_WHAT THIS TASK INVOLVES_: Each record below must be returned exactly as shown.

_DATA FOR THIS TASK_:
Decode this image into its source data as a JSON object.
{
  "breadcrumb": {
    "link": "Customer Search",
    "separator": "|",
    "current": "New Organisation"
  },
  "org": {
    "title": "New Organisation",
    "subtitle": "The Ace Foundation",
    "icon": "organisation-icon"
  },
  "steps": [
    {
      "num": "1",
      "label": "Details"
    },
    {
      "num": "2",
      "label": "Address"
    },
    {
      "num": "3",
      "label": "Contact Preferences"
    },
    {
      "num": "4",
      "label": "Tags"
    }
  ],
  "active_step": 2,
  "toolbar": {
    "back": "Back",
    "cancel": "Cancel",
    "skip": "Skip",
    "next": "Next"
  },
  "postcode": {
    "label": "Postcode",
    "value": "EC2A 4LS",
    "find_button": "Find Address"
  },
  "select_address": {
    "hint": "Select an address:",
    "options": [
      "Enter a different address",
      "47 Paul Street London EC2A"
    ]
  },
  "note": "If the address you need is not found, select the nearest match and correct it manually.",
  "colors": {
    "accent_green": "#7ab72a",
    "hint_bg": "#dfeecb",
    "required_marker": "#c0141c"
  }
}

_EXERCISE SOLUTION_:
Decode this image into its source data as a JSON object.
{
  "breadcrumb": {
    "link": "Customer Search",
    "separator": "|",
    "current": "New Organisation"
  },
  "org": {
    "title": "New Organisation",
    "subtitle": "The Ace Foundation",
    "icon": "organisation-icon"
  },
  "steps": [
    {
      "num": "1",
      "label": "Details"
    },
    {
      "num": "2",
      "label": "Address"
    },
    {
      "num": "3",
      "label": "Contact Preferences"
    },
    {
      "num": "4",
      "label": "Tags"
    }
  ],
  "active_step": 2,
  "toolbar": {
    "back": "Back",
    "cancel": "Cancel",
    "skip": "Skip",
    "next": "Next"
  },
  "postcode": {
    "label": "Postcode",
    "value": "EC2A 4LS",
    "find_button": "Find Address"
  },
  "select_address": {
    "hint": "Select an address:",
    "options": [
      "Enter a different address",
      "47 Paul Street London EC2A"
    ]
  },
  "note": "If the address you need is not found, select the nearest match and correct it manually.",
  "colors": {
    "accent_green": "#7ab72a",
    "hint_bg": "#dfeecb",
    "required_marker": "#c0141c"
  }
}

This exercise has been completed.